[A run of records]
━━━━

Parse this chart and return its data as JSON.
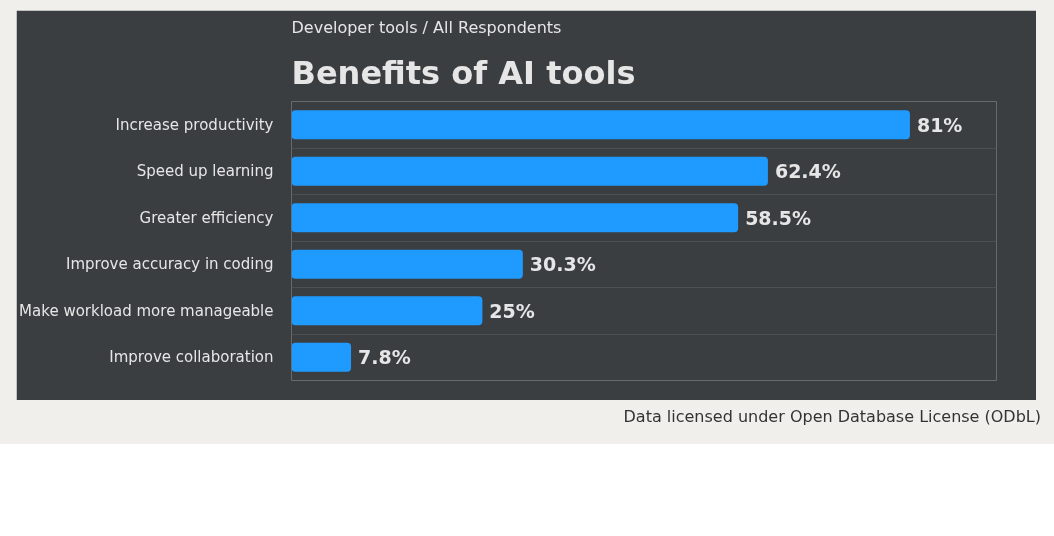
{
  "chart_data": {
    "type": "bar",
    "orientation": "horizontal",
    "subtitle": "Developer tools / All Respondents",
    "title": "Benefits of AI tools",
    "categories": [
      "Increase productivity",
      "Speed up learning",
      "Greater efficiency",
      "Improve accuracy in coding",
      "Make workload more manageable",
      "Improve collaboration"
    ],
    "values": [
      81,
      62.4,
      58.5,
      30.3,
      25,
      7.8
    ],
    "value_labels": [
      "81%",
      "62.4%",
      "58.5%",
      "30.3%",
      "25%",
      "7.8%"
    ],
    "color": "#1f9bff",
    "grid": "y",
    "tick_labels": "y",
    "annotations": [
      "Data licensed under Open Database License (ODbL)"
    ]
  }
}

━━━━

WRITTEN INSTRUCTION: Quote each record exactly as it stands, minus the pictures.

COMPLETE OUTPUT:
Parse this chart and return its data as JSON.
{
  "chart_data": {
    "type": "bar",
    "orientation": "horizontal",
    "subtitle": "Developer tools / All Respondents",
    "title": "Benefits of AI tools",
    "categories": [
      "Increase productivity",
      "Speed up learning",
      "Greater efficiency",
      "Improve accuracy in coding",
      "Make workload more manageable",
      "Improve collaboration"
    ],
    "values": [
      81,
      62.4,
      58.5,
      30.3,
      25,
      7.8
    ],
    "value_labels": [
      "81%",
      "62.4%",
      "58.5%",
      "30.3%",
      "25%",
      "7.8%"
    ],
    "color": "#1f9bff",
    "grid": "y",
    "tick_labels": "y",
    "annotations": [
      "Data licensed under Open Database License (ODbL)"
    ]
  }
}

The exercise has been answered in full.